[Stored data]
---

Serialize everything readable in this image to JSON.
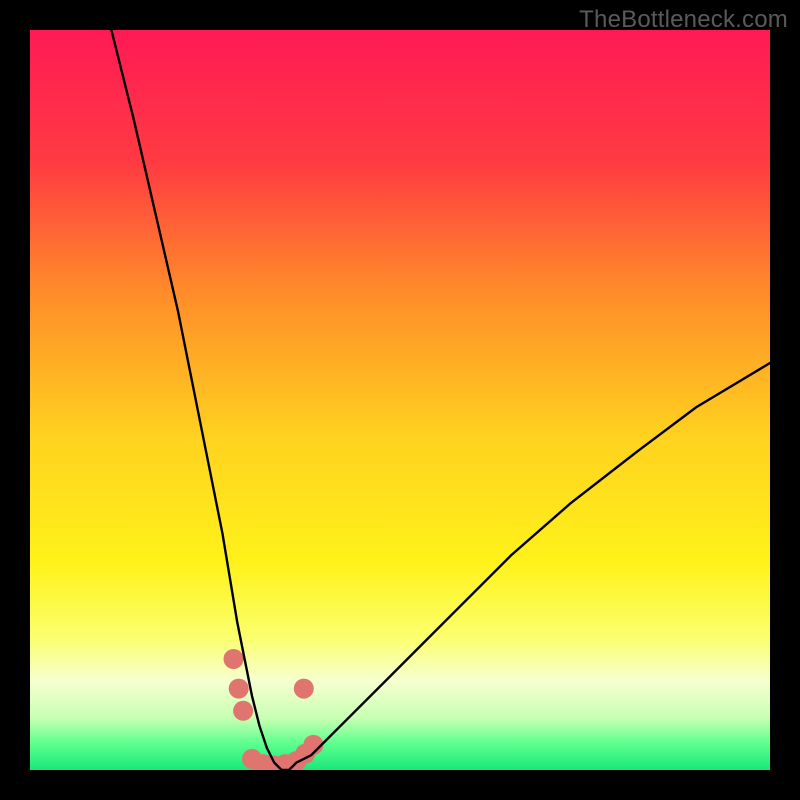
{
  "watermark": "TheBottleneck.com",
  "chart_data": {
    "type": "line",
    "title": "",
    "xlabel": "",
    "ylabel": "",
    "xlim": [
      0,
      100
    ],
    "ylim": [
      0,
      100
    ],
    "grid": false,
    "legend": false,
    "background_gradient_stops": [
      {
        "pos": 0.0,
        "color": "#ff1a55"
      },
      {
        "pos": 0.18,
        "color": "#ff3b42"
      },
      {
        "pos": 0.35,
        "color": "#ff8a2a"
      },
      {
        "pos": 0.55,
        "color": "#ffd21f"
      },
      {
        "pos": 0.72,
        "color": "#fff21a"
      },
      {
        "pos": 0.82,
        "color": "#fbff6d"
      },
      {
        "pos": 0.88,
        "color": "#f6ffd0"
      },
      {
        "pos": 0.93,
        "color": "#c7ffb3"
      },
      {
        "pos": 0.965,
        "color": "#5bff8e"
      },
      {
        "pos": 1.0,
        "color": "#19e87a"
      }
    ],
    "series": [
      {
        "name": "bottleneck-curve",
        "color": "#000000",
        "x": [
          11,
          14,
          17,
          20,
          22,
          24,
          26,
          27,
          28,
          29,
          30,
          31,
          32,
          33,
          34,
          35,
          36,
          38,
          40,
          43,
          47,
          52,
          58,
          65,
          73,
          82,
          90,
          100
        ],
        "y": [
          100,
          88,
          75,
          62,
          52,
          42,
          32,
          26,
          20,
          15,
          10,
          6,
          3,
          1,
          0,
          0,
          1,
          2,
          4,
          7,
          11,
          16,
          22,
          29,
          36,
          43,
          49,
          55
        ]
      }
    ],
    "markers": {
      "name": "highlight-dots",
      "color": "#e0756f",
      "radius": 10,
      "points": [
        {
          "x": 27.5,
          "y": 15
        },
        {
          "x": 28.2,
          "y": 11
        },
        {
          "x": 28.8,
          "y": 8
        },
        {
          "x": 30.0,
          "y": 1.5
        },
        {
          "x": 31.5,
          "y": 0.8
        },
        {
          "x": 33.0,
          "y": 0.6
        },
        {
          "x": 34.5,
          "y": 0.8
        },
        {
          "x": 36.0,
          "y": 1.2
        },
        {
          "x": 37.2,
          "y": 2.2
        },
        {
          "x": 38.3,
          "y": 3.4
        },
        {
          "x": 37.0,
          "y": 11
        }
      ]
    }
  }
}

---

▶ _Task description_:
Report how many lines of the records above contain the word "color", and give only that number.

▶ _Result for this task_:
12